[Data records]
⁂

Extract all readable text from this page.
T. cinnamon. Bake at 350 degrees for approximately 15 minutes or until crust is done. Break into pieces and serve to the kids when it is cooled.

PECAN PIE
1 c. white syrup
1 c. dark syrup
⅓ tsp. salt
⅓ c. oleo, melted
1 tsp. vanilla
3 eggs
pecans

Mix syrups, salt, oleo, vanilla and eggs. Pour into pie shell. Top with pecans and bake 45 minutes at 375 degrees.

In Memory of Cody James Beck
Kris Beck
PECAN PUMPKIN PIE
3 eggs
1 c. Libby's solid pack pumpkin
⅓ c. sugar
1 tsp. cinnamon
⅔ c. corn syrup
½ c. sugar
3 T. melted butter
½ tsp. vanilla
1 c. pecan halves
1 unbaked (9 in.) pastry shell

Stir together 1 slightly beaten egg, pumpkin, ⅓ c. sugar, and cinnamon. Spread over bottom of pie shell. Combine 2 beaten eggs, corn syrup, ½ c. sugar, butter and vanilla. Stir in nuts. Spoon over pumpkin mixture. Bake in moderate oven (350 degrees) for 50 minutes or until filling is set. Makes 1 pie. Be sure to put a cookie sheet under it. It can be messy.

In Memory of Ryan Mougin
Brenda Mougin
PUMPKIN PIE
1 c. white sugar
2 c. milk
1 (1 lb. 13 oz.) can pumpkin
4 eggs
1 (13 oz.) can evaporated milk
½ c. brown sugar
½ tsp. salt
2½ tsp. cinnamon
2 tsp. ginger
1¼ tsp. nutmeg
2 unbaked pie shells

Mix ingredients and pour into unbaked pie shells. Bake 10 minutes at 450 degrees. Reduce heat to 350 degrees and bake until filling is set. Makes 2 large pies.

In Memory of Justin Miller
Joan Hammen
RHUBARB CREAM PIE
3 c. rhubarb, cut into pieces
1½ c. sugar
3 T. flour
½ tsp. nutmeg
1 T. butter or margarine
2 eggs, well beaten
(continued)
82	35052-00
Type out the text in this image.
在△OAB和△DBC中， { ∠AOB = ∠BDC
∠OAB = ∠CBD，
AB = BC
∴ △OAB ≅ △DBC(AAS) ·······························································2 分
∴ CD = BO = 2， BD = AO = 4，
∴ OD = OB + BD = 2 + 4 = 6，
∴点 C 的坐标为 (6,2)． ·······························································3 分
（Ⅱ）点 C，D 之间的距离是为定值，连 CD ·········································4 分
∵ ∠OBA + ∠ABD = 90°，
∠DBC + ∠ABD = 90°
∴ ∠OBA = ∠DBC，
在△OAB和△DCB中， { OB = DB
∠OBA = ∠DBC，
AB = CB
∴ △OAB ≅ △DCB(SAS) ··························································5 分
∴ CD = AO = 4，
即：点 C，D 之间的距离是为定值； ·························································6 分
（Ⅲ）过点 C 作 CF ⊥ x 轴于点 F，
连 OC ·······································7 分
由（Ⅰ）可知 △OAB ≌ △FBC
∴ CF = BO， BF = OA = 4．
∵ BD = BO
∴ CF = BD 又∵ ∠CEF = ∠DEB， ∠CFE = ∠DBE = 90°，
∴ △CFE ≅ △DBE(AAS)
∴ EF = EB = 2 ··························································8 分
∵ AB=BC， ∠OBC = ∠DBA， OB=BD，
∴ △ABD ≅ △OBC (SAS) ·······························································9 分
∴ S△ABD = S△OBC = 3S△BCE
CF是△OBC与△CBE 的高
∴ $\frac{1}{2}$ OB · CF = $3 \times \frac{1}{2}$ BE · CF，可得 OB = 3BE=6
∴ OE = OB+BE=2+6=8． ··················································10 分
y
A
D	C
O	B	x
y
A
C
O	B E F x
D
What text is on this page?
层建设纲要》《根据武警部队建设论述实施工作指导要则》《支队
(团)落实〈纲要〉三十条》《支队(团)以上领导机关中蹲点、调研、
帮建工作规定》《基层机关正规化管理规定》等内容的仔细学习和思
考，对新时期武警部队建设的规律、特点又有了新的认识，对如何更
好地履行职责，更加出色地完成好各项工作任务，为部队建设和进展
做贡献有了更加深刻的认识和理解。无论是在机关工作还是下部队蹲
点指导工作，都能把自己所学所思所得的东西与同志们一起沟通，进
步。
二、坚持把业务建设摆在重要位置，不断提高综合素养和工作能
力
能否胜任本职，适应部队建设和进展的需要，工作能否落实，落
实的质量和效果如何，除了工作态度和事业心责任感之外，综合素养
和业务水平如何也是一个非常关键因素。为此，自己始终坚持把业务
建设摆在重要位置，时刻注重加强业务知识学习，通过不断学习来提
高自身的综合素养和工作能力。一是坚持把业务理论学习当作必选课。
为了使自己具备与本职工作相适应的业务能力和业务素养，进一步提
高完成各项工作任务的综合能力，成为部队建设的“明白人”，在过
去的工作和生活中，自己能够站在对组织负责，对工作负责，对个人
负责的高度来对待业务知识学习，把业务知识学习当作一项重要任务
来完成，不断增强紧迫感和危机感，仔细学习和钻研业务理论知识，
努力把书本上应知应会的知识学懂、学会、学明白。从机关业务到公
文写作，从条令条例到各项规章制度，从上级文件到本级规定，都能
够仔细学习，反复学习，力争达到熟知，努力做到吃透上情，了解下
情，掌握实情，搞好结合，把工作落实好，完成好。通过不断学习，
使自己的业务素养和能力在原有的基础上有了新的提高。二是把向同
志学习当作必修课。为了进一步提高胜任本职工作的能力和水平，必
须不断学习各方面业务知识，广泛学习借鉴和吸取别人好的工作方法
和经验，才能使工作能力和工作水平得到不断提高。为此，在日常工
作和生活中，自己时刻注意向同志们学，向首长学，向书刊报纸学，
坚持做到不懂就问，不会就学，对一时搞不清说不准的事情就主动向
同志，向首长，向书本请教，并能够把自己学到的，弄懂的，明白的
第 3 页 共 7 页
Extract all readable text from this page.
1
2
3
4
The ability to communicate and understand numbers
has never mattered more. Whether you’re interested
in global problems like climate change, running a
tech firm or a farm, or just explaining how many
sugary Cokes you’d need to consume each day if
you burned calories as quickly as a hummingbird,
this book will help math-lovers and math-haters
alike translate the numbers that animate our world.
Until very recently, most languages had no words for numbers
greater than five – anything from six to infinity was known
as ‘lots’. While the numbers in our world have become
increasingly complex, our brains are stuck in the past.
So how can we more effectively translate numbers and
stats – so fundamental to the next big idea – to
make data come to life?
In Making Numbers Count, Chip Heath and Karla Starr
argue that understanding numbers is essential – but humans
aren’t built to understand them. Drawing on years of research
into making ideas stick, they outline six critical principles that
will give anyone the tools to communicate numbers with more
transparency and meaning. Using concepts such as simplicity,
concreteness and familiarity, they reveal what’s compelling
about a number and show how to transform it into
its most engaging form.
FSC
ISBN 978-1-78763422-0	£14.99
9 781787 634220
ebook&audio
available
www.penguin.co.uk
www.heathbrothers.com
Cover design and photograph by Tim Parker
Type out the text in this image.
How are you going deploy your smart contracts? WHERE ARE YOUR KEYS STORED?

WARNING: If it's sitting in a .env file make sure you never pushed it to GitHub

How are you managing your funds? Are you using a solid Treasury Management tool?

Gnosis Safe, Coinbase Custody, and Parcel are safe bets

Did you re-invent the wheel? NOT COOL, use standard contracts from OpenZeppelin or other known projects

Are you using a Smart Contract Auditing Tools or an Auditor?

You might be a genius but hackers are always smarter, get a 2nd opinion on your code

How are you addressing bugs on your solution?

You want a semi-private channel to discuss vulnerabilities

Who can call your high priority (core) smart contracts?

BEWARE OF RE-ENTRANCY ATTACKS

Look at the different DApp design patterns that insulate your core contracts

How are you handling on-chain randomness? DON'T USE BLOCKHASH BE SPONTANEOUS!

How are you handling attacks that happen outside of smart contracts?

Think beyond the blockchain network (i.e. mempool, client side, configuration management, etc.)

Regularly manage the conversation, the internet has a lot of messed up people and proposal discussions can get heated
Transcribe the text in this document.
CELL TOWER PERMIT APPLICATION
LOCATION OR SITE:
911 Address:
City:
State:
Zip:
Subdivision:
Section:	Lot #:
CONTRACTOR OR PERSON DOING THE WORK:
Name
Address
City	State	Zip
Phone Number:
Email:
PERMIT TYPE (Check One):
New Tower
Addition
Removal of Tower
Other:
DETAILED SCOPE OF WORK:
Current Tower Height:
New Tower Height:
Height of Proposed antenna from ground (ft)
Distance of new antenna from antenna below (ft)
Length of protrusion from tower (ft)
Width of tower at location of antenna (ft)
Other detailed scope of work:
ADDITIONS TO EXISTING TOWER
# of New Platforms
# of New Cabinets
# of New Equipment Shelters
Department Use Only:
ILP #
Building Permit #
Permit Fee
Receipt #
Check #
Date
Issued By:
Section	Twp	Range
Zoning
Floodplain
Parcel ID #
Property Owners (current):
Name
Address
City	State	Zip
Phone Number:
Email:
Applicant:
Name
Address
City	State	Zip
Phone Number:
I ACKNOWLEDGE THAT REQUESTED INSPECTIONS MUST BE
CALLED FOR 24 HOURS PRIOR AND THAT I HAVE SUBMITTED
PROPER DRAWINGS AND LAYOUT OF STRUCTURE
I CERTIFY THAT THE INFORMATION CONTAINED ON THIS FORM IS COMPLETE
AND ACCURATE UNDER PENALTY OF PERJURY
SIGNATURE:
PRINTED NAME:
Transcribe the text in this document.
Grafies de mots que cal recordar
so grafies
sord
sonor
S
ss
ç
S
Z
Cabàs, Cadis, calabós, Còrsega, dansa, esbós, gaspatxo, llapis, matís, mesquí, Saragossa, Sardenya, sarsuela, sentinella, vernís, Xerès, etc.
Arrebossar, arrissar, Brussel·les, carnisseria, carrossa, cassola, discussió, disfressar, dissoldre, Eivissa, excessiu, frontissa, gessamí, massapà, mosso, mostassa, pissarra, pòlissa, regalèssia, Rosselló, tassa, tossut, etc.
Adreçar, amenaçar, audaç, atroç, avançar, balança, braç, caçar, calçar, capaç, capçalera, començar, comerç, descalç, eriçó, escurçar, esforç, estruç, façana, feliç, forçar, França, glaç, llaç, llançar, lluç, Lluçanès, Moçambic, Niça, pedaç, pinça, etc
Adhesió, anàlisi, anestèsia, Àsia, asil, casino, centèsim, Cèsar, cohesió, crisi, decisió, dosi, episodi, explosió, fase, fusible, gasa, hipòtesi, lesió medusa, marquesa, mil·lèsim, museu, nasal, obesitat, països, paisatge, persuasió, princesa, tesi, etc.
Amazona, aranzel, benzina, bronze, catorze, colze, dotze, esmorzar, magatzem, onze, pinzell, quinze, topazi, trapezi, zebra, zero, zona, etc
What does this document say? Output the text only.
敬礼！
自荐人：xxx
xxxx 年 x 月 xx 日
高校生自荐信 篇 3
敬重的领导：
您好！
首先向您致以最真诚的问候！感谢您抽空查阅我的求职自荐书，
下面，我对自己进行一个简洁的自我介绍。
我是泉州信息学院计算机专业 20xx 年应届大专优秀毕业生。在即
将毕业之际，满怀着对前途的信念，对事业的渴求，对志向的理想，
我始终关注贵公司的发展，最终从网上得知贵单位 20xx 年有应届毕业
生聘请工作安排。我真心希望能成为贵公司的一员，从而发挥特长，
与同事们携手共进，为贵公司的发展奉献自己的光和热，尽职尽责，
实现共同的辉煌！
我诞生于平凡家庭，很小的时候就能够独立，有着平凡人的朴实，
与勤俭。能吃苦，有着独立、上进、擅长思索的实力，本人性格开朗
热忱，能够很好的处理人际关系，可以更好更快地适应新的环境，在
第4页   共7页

⁂

Wherever the string "Height" appears in the entries above, list that line.

_Response below_
Current Tower Height:
New Tower Height:
Height of Proposed antenna from ground (ft)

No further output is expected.